Your goal: In the records below, find each line with the word "Dominique" and copy it.

=== The data ===

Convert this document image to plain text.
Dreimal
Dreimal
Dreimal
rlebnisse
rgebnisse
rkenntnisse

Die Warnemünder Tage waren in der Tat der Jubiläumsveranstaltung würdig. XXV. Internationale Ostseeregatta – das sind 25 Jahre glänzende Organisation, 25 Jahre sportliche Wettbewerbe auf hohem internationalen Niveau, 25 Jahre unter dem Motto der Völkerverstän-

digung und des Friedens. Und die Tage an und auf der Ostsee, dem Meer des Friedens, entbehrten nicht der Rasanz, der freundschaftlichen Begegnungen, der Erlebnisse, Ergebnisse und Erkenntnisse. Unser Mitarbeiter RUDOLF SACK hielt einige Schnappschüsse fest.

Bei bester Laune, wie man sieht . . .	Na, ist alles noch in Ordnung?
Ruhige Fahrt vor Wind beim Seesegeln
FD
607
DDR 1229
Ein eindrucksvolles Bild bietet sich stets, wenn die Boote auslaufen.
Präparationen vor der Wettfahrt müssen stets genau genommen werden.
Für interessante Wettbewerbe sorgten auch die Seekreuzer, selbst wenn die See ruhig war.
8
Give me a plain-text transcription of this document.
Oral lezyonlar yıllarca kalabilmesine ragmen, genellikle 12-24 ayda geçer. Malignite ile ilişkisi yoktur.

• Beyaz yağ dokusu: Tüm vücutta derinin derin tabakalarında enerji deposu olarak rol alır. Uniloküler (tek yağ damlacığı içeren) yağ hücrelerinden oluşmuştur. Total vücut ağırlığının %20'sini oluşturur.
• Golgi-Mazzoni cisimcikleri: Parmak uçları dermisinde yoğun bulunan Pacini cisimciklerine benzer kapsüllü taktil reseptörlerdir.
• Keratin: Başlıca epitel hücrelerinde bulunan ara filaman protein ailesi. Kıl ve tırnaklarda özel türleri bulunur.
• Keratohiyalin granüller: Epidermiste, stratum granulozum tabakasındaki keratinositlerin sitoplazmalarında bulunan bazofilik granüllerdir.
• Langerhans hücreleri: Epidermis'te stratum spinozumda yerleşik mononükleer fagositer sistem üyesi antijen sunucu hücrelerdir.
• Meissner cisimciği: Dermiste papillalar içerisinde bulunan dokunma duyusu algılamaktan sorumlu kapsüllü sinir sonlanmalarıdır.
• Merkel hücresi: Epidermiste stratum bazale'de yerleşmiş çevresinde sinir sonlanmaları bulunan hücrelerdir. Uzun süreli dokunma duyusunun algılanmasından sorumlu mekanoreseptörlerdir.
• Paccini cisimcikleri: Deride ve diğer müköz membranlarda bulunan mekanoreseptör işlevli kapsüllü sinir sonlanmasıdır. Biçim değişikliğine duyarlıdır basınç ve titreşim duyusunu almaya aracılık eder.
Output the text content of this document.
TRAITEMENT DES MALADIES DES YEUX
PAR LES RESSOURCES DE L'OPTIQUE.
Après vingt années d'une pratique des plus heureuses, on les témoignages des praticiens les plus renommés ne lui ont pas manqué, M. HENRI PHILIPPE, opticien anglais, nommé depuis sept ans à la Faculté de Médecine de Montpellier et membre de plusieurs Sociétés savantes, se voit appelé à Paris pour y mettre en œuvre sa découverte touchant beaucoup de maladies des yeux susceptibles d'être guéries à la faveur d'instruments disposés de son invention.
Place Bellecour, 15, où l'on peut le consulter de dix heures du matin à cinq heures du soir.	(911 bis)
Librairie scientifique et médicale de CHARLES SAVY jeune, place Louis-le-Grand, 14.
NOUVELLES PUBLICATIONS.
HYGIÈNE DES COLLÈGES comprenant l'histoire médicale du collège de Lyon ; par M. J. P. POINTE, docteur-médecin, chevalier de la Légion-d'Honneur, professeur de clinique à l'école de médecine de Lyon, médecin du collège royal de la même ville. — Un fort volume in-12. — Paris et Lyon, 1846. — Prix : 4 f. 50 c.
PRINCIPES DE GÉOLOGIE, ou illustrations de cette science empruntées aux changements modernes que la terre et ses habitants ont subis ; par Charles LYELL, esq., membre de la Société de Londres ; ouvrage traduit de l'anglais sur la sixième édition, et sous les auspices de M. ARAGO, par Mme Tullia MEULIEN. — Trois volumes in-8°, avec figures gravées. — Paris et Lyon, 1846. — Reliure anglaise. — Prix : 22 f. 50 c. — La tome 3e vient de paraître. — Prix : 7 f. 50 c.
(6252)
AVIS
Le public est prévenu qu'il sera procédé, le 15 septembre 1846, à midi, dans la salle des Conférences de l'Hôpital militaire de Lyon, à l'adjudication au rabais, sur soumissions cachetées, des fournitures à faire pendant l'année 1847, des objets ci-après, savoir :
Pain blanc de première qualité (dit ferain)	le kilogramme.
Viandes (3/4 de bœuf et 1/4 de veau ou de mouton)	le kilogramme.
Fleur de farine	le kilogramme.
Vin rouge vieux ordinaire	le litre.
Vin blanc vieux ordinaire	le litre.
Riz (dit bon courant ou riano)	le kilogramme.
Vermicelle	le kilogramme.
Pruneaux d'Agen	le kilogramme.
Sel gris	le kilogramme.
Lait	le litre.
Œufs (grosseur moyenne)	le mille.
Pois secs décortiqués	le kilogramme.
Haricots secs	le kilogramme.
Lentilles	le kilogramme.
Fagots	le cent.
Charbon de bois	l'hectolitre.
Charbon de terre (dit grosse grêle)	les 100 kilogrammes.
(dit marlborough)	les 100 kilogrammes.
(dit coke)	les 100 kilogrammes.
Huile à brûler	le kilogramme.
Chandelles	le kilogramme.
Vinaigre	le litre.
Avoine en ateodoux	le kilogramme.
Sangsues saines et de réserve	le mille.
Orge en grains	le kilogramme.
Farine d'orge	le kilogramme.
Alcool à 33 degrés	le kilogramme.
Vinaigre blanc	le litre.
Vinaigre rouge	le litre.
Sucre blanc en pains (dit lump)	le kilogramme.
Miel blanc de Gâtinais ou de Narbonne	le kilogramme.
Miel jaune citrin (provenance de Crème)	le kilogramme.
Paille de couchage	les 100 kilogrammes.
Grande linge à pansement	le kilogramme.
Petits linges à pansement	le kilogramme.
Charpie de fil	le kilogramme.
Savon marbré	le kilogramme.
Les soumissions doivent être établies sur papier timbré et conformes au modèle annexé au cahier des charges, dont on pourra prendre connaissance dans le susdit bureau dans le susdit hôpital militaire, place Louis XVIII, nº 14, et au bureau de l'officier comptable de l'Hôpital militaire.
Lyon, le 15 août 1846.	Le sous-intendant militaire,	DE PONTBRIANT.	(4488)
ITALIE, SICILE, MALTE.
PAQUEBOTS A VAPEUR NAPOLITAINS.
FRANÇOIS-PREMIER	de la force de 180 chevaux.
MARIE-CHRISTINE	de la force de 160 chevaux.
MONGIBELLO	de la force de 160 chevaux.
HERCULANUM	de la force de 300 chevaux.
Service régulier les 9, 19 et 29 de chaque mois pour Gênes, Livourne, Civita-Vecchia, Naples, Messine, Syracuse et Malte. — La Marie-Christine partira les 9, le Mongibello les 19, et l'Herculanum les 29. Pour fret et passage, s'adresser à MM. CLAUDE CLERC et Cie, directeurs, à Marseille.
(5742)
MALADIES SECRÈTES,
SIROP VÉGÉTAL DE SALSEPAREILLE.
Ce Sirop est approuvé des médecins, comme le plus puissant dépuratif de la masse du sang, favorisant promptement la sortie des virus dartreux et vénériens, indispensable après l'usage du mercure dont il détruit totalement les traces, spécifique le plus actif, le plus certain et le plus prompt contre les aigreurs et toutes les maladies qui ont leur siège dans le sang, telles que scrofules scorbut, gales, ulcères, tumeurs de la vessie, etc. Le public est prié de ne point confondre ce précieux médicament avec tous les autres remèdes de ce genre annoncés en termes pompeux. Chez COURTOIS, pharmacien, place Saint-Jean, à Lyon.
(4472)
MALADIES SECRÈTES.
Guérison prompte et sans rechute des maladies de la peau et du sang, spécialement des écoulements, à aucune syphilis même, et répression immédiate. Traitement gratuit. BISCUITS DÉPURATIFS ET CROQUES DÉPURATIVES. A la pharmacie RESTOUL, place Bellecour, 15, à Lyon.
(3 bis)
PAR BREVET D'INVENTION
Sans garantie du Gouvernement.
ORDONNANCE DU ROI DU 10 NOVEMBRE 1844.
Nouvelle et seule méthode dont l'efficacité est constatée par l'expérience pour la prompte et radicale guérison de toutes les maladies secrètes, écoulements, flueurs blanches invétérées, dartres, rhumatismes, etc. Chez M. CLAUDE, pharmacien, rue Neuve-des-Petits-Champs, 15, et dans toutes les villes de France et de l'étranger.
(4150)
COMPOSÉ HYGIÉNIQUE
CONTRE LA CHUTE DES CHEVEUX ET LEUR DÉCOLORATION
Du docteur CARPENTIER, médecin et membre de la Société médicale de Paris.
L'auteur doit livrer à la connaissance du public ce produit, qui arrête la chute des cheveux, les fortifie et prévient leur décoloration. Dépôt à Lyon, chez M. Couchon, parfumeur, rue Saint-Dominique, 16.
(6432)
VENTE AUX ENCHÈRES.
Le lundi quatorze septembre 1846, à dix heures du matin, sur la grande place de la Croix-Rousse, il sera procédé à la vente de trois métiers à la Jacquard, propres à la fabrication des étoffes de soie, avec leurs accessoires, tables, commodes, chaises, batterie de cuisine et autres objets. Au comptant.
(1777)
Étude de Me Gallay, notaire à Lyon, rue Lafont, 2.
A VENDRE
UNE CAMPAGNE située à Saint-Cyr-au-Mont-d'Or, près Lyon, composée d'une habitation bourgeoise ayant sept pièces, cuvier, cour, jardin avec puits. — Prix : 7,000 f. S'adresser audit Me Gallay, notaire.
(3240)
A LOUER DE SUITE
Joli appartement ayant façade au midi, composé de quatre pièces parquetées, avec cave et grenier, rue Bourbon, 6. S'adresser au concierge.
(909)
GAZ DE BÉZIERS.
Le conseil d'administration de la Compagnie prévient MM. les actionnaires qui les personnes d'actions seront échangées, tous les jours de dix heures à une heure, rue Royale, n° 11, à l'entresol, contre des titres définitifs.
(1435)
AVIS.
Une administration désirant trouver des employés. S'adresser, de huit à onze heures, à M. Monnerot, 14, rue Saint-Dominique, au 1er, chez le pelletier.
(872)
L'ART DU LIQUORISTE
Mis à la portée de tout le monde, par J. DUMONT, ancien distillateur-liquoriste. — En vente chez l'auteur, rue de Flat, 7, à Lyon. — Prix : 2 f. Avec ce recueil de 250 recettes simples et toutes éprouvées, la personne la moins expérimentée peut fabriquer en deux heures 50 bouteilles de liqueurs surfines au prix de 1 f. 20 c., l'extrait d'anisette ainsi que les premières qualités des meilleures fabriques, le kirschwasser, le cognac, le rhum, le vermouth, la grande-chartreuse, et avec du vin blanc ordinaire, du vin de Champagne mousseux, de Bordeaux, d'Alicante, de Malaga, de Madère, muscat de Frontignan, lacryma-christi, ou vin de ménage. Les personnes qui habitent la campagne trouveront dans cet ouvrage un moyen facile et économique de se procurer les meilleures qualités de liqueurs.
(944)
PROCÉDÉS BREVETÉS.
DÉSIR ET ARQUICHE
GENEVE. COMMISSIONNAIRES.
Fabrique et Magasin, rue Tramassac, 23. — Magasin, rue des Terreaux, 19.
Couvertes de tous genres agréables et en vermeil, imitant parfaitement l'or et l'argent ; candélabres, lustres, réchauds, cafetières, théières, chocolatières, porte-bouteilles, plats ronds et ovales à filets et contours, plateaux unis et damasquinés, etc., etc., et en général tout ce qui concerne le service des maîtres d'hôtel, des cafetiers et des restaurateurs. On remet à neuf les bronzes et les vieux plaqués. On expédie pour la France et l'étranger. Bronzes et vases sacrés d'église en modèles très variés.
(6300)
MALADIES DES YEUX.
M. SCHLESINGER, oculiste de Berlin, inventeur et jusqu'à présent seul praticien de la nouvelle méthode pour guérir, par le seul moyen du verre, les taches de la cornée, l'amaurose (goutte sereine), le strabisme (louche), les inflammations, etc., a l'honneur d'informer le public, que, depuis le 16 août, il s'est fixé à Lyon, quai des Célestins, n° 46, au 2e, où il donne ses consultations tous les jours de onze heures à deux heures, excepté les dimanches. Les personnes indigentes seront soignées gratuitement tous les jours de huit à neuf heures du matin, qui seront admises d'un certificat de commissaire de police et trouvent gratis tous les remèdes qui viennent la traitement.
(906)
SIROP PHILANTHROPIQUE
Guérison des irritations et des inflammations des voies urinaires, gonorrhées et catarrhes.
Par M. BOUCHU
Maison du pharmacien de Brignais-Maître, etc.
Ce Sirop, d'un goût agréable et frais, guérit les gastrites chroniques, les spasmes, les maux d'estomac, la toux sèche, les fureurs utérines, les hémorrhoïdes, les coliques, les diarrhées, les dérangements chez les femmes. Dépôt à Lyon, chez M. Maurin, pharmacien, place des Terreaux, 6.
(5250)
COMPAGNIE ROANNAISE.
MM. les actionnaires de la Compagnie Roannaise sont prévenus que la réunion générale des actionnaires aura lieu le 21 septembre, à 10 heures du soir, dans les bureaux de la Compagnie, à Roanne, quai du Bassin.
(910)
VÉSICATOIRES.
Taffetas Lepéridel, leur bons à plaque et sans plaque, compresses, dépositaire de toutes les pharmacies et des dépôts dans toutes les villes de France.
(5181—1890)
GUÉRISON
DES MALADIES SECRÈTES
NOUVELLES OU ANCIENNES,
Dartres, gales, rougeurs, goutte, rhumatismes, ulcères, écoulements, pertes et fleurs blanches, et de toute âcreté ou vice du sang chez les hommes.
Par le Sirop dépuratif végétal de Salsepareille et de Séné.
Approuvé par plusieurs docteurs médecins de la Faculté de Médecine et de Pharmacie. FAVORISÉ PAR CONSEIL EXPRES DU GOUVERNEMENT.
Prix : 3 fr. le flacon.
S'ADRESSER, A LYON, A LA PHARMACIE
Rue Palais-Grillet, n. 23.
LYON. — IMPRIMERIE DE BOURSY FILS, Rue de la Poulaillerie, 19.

===

Answer space:
L'auteur doit livrer à la connaissance du public ce produit, qui arrête la chute des cheveux, les fortifie et prévient leur décoloration. Dépôt à Lyon, chez M. Couchon, parfumeur, rue Saint-Dominique, 16.
Une administration désirant trouver des employés. S'adresser, de huit à onze heures, à M. Monnerot, 14, rue Saint-Dominique, au 1er, chez le pelletier.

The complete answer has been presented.